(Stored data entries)
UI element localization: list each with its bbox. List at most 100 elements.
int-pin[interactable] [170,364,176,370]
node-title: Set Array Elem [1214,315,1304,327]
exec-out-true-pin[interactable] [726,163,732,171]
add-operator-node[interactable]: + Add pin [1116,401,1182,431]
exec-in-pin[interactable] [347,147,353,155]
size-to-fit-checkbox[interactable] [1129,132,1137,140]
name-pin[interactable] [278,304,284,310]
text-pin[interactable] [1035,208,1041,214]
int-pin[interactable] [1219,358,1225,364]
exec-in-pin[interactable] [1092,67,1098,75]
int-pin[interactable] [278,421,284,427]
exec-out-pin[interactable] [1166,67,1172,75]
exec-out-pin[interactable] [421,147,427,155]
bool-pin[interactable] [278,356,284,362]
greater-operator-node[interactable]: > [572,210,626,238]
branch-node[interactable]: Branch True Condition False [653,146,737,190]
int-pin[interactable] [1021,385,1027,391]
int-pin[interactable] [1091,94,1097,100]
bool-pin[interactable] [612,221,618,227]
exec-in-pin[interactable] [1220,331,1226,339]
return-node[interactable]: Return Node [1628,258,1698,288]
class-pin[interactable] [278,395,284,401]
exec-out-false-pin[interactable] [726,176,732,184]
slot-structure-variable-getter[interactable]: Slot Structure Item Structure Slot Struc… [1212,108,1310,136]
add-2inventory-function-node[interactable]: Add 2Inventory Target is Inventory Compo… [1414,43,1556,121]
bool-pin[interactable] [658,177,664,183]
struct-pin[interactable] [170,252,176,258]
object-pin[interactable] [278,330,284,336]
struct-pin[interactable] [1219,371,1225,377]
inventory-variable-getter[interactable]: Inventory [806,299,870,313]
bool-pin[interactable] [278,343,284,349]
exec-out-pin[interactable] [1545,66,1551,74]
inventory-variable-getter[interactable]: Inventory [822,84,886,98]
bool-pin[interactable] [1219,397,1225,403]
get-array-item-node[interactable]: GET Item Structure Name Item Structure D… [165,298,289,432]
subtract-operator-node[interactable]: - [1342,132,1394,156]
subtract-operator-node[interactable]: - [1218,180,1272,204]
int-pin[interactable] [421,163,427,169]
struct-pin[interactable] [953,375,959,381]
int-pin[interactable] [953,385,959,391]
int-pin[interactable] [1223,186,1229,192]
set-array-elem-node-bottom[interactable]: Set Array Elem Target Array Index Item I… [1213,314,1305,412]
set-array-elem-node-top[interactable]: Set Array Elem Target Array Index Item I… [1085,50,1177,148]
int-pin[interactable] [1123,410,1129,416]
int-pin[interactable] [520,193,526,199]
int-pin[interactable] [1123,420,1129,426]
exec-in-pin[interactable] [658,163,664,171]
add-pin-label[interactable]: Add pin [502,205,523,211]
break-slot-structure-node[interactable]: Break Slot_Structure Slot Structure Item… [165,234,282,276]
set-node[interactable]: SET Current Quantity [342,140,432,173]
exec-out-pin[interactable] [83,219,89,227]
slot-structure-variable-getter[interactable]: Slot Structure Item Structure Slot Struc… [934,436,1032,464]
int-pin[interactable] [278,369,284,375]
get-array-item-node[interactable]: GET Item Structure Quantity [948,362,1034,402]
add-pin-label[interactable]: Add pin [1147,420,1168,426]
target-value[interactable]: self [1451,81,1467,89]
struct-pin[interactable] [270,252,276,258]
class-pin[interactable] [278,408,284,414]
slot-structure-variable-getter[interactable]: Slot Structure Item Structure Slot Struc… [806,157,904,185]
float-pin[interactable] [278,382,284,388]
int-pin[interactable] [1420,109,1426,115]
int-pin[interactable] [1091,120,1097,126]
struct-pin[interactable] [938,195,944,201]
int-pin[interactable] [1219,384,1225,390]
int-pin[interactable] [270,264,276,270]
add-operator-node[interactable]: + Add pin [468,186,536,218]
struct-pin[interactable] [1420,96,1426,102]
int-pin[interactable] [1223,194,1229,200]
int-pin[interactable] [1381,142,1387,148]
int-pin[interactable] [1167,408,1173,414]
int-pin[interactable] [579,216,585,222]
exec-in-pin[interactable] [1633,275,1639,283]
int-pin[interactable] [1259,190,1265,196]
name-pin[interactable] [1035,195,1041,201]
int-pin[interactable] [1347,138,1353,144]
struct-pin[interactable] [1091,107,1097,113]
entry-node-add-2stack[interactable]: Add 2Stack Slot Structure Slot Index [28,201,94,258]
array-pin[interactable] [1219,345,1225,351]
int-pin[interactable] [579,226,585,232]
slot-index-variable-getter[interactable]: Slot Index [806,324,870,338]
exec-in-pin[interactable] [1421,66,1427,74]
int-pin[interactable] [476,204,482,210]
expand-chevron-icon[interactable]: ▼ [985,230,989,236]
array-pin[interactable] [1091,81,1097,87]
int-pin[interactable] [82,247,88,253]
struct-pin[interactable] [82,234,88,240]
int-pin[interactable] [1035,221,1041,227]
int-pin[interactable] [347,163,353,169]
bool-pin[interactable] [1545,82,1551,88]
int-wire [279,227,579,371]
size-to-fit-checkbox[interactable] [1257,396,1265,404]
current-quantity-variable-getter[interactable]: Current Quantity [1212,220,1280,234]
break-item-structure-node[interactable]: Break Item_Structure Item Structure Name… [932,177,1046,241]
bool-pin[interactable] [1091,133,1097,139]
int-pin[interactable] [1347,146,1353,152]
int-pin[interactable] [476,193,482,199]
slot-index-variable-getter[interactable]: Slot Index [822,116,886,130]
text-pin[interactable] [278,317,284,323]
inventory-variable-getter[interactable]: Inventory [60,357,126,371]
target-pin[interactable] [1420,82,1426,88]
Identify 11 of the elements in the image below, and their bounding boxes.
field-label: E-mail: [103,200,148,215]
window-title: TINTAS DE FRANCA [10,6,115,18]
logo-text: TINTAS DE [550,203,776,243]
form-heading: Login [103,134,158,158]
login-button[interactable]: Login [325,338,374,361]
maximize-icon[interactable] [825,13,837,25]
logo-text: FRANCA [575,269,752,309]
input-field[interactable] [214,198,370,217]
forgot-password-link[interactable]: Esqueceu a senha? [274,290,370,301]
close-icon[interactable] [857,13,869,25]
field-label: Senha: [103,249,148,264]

= DIRECTION =
Duplicate the lines above word for word, covering every one of them.

= RESPONSE TO THE EXERCISE =
UI element localization: list each with its bbox. List at most 100 elements.
int-pin[interactable] [170,364,176,370]
node-title: Set Array Elem [1214,315,1304,327]
exec-out-true-pin[interactable] [726,163,732,171]
add-operator-node[interactable]: + Add pin [1116,401,1182,431]
exec-in-pin[interactable] [347,147,353,155]
size-to-fit-checkbox[interactable] [1129,132,1137,140]
name-pin[interactable] [278,304,284,310]
text-pin[interactable] [1035,208,1041,214]
int-pin[interactable] [1219,358,1225,364]
exec-in-pin[interactable] [1092,67,1098,75]
int-pin[interactable] [278,421,284,427]
exec-out-pin[interactable] [1166,67,1172,75]
exec-out-pin[interactable] [421,147,427,155]
bool-pin[interactable] [278,356,284,362]
greater-operator-node[interactable]: > [572,210,626,238]
branch-node[interactable]: Branch True Condition False [653,146,737,190]
int-pin[interactable] [1021,385,1027,391]
int-pin[interactable] [1091,94,1097,100]
bool-pin[interactable] [612,221,618,227]
exec-in-pin[interactable] [1220,331,1226,339]
return-node[interactable]: Return Node [1628,258,1698,288]
class-pin[interactable] [278,395,284,401]
exec-out-false-pin[interactable] [726,176,732,184]
slot-structure-variable-getter[interactable]: Slot Structure Item Structure Slot Struc… [1212,108,1310,136]
add-2inventory-function-node[interactable]: Add 2Inventory Target is Inventory Compo… [1414,43,1556,121]
bool-pin[interactable] [658,177,664,183]
struct-pin[interactable] [170,252,176,258]
object-pin[interactable] [278,330,284,336]
struct-pin[interactable] [1219,371,1225,377]
inventory-variable-getter[interactable]: Inventory [806,299,870,313]
bool-pin[interactable] [278,343,284,349]
exec-out-pin[interactable] [1545,66,1551,74]
inventory-variable-getter[interactable]: Inventory [822,84,886,98]
bool-pin[interactable] [1219,397,1225,403]
get-array-item-node[interactable]: GET Item Structure Name Item Structure D… [165,298,289,432]
subtract-operator-node[interactable]: - [1342,132,1394,156]
subtract-operator-node[interactable]: - [1218,180,1272,204]
int-pin[interactable] [421,163,427,169]
struct-pin[interactable] [953,375,959,381]
int-pin[interactable] [953,385,959,391]
int-pin[interactable] [1223,186,1229,192]
set-array-elem-node-bottom[interactable]: Set Array Elem Target Array Index Item I… [1213,314,1305,412]
set-array-elem-node-top[interactable]: Set Array Elem Target Array Index Item I… [1085,50,1177,148]
int-pin[interactable] [1123,410,1129,416]
int-pin[interactable] [520,193,526,199]
int-pin[interactable] [1123,420,1129,426]
exec-in-pin[interactable] [658,163,664,171]
add-pin-label[interactable]: Add pin [502,205,523,211]
break-slot-structure-node[interactable]: Break Slot_Structure Slot Structure Item… [165,234,282,276]
set-node[interactable]: SET Current Quantity [342,140,432,173]
exec-out-pin[interactable] [83,219,89,227]
slot-structure-variable-getter[interactable]: Slot Structure Item Structure Slot Struc… [934,436,1032,464]
int-pin[interactable] [278,369,284,375]
get-array-item-node[interactable]: GET Item Structure Quantity [948,362,1034,402]
add-pin-label[interactable]: Add pin [1147,420,1168,426]
target-value[interactable]: self [1451,81,1467,89]
struct-pin[interactable] [270,252,276,258]
class-pin[interactable] [278,408,284,414]
slot-structure-variable-getter[interactable]: Slot Structure Item Structure Slot Struc… [806,157,904,185]
float-pin[interactable] [278,382,284,388]
int-pin[interactable] [1420,109,1426,115]
int-pin[interactable] [1091,120,1097,126]
struct-pin[interactable] [938,195,944,201]
int-pin[interactable] [1219,384,1225,390]
int-pin[interactable] [270,264,276,270]
add-operator-node[interactable]: + Add pin [468,186,536,218]
struct-pin[interactable] [1420,96,1426,102]
int-pin[interactable] [1223,194,1229,200]
int-pin[interactable] [1381,142,1387,148]
int-pin[interactable] [1167,408,1173,414]
int-pin[interactable] [579,216,585,222]
exec-in-pin[interactable] [1633,275,1639,283]
int-pin[interactable] [1259,190,1265,196]
name-pin[interactable] [1035,195,1041,201]
int-pin[interactable] [1347,138,1353,144]
struct-pin[interactable] [1091,107,1097,113]
entry-node-add-2stack[interactable]: Add 2Stack Slot Structure Slot Index [28,201,94,258]
array-pin[interactable] [1219,345,1225,351]
int-pin[interactable] [579,226,585,232]
slot-index-variable-getter[interactable]: Slot Index [806,324,870,338]
exec-in-pin[interactable] [1421,66,1427,74]
int-pin[interactable] [476,204,482,210]
expand-chevron-icon[interactable]: ▼ [985,230,989,236]
array-pin[interactable] [1091,81,1097,87]
int-pin[interactable] [82,247,88,253]
struct-pin[interactable] [82,234,88,240]
int-pin[interactable] [1035,221,1041,227]
int-pin[interactable] [347,163,353,169]
bool-pin[interactable] [1545,82,1551,88]
int-wire [279,227,579,371]
size-to-fit-checkbox[interactable] [1257,396,1265,404]
current-quantity-variable-getter[interactable]: Current Quantity [1212,220,1280,234]
break-item-structure-node[interactable]: Break Item_Structure Item Structure Name… [932,177,1046,241]
bool-pin[interactable] [1091,133,1097,139]
int-pin[interactable] [1347,146,1353,152]
int-pin[interactable] [476,193,482,199]
slot-index-variable-getter[interactable]: Slot Index [822,116,886,130]
text-pin[interactable] [278,317,284,323]
inventory-variable-getter[interactable]: Inventory [60,357,126,371]
target-pin[interactable] [1420,82,1426,88]
Identify 11 of the elements in the image below, and their bounding boxes.
field-label: E-mail: [103,200,148,215]
window-title: TINTAS DE FRANCA [10,6,115,18]
logo-text: TINTAS DE [550,203,776,243]
form-heading: Login [103,134,158,158]
login-button[interactable]: Login [325,338,374,361]
maximize-icon[interactable] [825,13,837,25]
logo-text: FRANCA [575,269,752,309]
input-field[interactable] [214,198,370,217]
forgot-password-link[interactable]: Esqueceu a senha? [274,290,370,301]
close-icon[interactable] [857,13,869,25]
field-label: Senha: [103,249,148,264]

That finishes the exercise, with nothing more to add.